▶ _INFORMATION SUPPLIED_
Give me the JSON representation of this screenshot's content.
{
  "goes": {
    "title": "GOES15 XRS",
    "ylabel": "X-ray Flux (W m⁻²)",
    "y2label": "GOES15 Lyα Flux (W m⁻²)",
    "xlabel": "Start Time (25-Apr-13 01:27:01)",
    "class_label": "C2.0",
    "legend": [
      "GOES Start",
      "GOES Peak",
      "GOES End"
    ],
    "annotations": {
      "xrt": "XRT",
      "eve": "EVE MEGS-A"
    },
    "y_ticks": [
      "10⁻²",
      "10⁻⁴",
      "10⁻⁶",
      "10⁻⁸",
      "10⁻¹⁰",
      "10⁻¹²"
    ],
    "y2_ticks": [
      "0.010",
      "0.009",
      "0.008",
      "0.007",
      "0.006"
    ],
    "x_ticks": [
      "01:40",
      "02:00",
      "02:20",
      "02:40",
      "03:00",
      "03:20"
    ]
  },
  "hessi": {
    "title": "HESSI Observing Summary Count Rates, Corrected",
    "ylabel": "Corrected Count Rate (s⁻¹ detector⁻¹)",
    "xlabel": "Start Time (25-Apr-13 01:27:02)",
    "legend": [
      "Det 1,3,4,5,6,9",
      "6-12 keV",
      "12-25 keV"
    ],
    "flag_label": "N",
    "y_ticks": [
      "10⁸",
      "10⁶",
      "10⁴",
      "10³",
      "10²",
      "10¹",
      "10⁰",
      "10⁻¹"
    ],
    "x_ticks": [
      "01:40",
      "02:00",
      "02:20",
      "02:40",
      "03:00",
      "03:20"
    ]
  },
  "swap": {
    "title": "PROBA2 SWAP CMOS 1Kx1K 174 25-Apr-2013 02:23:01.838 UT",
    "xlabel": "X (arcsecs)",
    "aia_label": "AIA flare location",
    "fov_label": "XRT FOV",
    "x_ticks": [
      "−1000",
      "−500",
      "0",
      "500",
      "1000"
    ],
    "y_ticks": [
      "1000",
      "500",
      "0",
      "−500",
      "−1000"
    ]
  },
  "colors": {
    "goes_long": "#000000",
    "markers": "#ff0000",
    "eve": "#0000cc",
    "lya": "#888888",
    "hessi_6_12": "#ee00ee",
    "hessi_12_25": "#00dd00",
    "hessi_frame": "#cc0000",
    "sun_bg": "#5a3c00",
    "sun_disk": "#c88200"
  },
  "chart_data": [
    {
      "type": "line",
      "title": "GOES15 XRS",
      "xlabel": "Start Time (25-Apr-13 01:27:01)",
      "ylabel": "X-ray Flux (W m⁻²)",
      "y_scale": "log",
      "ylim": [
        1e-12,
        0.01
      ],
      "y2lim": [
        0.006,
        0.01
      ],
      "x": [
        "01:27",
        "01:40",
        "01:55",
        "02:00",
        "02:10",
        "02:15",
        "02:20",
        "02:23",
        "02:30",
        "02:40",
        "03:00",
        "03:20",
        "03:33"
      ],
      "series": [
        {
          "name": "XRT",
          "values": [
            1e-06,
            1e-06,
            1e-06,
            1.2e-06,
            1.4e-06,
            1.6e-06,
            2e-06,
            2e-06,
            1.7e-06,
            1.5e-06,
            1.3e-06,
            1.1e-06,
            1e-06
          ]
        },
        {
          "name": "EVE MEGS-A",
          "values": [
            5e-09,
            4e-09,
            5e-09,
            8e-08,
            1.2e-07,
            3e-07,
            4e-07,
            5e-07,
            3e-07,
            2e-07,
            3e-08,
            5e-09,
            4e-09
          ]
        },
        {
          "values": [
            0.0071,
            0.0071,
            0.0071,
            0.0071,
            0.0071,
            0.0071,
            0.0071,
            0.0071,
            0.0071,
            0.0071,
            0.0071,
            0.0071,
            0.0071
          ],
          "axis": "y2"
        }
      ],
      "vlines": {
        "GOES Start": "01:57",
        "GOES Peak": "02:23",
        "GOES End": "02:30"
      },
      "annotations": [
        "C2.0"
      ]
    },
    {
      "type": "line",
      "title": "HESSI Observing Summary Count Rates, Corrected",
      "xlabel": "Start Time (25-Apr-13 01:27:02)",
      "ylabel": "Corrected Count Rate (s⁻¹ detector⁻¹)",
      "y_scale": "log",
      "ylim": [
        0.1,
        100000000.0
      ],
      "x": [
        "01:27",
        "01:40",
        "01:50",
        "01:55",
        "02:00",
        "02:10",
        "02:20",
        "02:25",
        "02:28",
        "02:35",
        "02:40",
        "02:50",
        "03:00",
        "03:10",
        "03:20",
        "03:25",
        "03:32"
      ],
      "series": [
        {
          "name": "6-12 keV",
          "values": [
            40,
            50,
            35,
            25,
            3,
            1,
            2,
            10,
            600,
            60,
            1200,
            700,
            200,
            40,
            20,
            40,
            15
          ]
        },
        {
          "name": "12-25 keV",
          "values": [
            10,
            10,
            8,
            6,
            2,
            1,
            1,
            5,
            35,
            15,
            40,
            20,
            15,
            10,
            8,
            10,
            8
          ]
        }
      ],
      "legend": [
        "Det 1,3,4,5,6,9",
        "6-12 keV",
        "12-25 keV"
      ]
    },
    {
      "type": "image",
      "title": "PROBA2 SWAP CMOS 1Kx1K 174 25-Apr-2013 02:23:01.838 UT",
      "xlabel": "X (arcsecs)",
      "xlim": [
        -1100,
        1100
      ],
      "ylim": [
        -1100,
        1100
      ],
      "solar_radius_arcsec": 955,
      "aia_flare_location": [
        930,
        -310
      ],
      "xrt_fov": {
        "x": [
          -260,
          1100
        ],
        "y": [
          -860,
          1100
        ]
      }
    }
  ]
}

▶ _REQUIRED WORK_
Transcribe the full listing above without leaving anything out.

▶ _RESULT OF THIS EXERCISE_
Give me the JSON representation of this screenshot's content.
{
  "goes": {
    "title": "GOES15 XRS",
    "ylabel": "X-ray Flux (W m⁻²)",
    "y2label": "GOES15 Lyα Flux (W m⁻²)",
    "xlabel": "Start Time (25-Apr-13 01:27:01)",
    "class_label": "C2.0",
    "legend": [
      "GOES Start",
      "GOES Peak",
      "GOES End"
    ],
    "annotations": {
      "xrt": "XRT",
      "eve": "EVE MEGS-A"
    },
    "y_ticks": [
      "10⁻²",
      "10⁻⁴",
      "10⁻⁶",
      "10⁻⁸",
      "10⁻¹⁰",
      "10⁻¹²"
    ],
    "y2_ticks": [
      "0.010",
      "0.009",
      "0.008",
      "0.007",
      "0.006"
    ],
    "x_ticks": [
      "01:40",
      "02:00",
      "02:20",
      "02:40",
      "03:00",
      "03:20"
    ]
  },
  "hessi": {
    "title": "HESSI Observing Summary Count Rates, Corrected",
    "ylabel": "Corrected Count Rate (s⁻¹ detector⁻¹)",
    "xlabel": "Start Time (25-Apr-13 01:27:02)",
    "legend": [
      "Det 1,3,4,5,6,9",
      "6-12 keV",
      "12-25 keV"
    ],
    "flag_label": "N",
    "y_ticks": [
      "10⁸",
      "10⁶",
      "10⁴",
      "10³",
      "10²",
      "10¹",
      "10⁰",
      "10⁻¹"
    ],
    "x_ticks": [
      "01:40",
      "02:00",
      "02:20",
      "02:40",
      "03:00",
      "03:20"
    ]
  },
  "swap": {
    "title": "PROBA2 SWAP CMOS 1Kx1K 174 25-Apr-2013 02:23:01.838 UT",
    "xlabel": "X (arcsecs)",
    "aia_label": "AIA flare location",
    "fov_label": "XRT FOV",
    "x_ticks": [
      "−1000",
      "−500",
      "0",
      "500",
      "1000"
    ],
    "y_ticks": [
      "1000",
      "500",
      "0",
      "−500",
      "−1000"
    ]
  },
  "colors": {
    "goes_long": "#000000",
    "markers": "#ff0000",
    "eve": "#0000cc",
    "lya": "#888888",
    "hessi_6_12": "#ee00ee",
    "hessi_12_25": "#00dd00",
    "hessi_frame": "#cc0000",
    "sun_bg": "#5a3c00",
    "sun_disk": "#c88200"
  },
  "chart_data": [
    {
      "type": "line",
      "title": "GOES15 XRS",
      "xlabel": "Start Time (25-Apr-13 01:27:01)",
      "ylabel": "X-ray Flux (W m⁻²)",
      "y_scale": "log",
      "ylim": [
        1e-12,
        0.01
      ],
      "y2lim": [
        0.006,
        0.01
      ],
      "x": [
        "01:27",
        "01:40",
        "01:55",
        "02:00",
        "02:10",
        "02:15",
        "02:20",
        "02:23",
        "02:30",
        "02:40",
        "03:00",
        "03:20",
        "03:33"
      ],
      "series": [
        {
          "name": "XRT",
          "values": [
            1e-06,
            1e-06,
            1e-06,
            1.2e-06,
            1.4e-06,
            1.6e-06,
            2e-06,
            2e-06,
            1.7e-06,
            1.5e-06,
            1.3e-06,
            1.1e-06,
            1e-06
          ]
        },
        {
          "name": "EVE MEGS-A",
          "values": [
            5e-09,
            4e-09,
            5e-09,
            8e-08,
            1.2e-07,
            3e-07,
            4e-07,
            5e-07,
            3e-07,
            2e-07,
            3e-08,
            5e-09,
            4e-09
          ]
        },
        {
          "values": [
            0.0071,
            0.0071,
            0.0071,
            0.0071,
            0.0071,
            0.0071,
            0.0071,
            0.0071,
            0.0071,
            0.0071,
            0.0071,
            0.0071,
            0.0071
          ],
          "axis": "y2"
        }
      ],
      "vlines": {
        "GOES Start": "01:57",
        "GOES Peak": "02:23",
        "GOES End": "02:30"
      },
      "annotations": [
        "C2.0"
      ]
    },
    {
      "type": "line",
      "title": "HESSI Observing Summary Count Rates, Corrected",
      "xlabel": "Start Time (25-Apr-13 01:27:02)",
      "ylabel": "Corrected Count Rate (s⁻¹ detector⁻¹)",
      "y_scale": "log",
      "ylim": [
        0.1,
        100000000.0
      ],
      "x": [
        "01:27",
        "01:40",
        "01:50",
        "01:55",
        "02:00",
        "02:10",
        "02:20",
        "02:25",
        "02:28",
        "02:35",
        "02:40",
        "02:50",
        "03:00",
        "03:10",
        "03:20",
        "03:25",
        "03:32"
      ],
      "series": [
        {
          "name": "6-12 keV",
          "values": [
            40,
            50,
            35,
            25,
            3,
            1,
            2,
            10,
            600,
            60,
            1200,
            700,
            200,
            40,
            20,
            40,
            15
          ]
        },
        {
          "name": "12-25 keV",
          "values": [
            10,
            10,
            8,
            6,
            2,
            1,
            1,
            5,
            35,
            15,
            40,
            20,
            15,
            10,
            8,
            10,
            8
          ]
        }
      ],
      "legend": [
        "Det 1,3,4,5,6,9",
        "6-12 keV",
        "12-25 keV"
      ]
    },
    {
      "type": "image",
      "title": "PROBA2 SWAP CMOS 1Kx1K 174 25-Apr-2013 02:23:01.838 UT",
      "xlabel": "X (arcsecs)",
      "xlim": [
        -1100,
        1100
      ],
      "ylim": [
        -1100,
        1100
      ],
      "solar_radius_arcsec": 955,
      "aia_flare_location": [
        930,
        -310
      ],
      "xrt_fov": {
        "x": [
          -260,
          1100
        ],
        "y": [
          -860,
          1100
        ]
      }
    }
  ]
}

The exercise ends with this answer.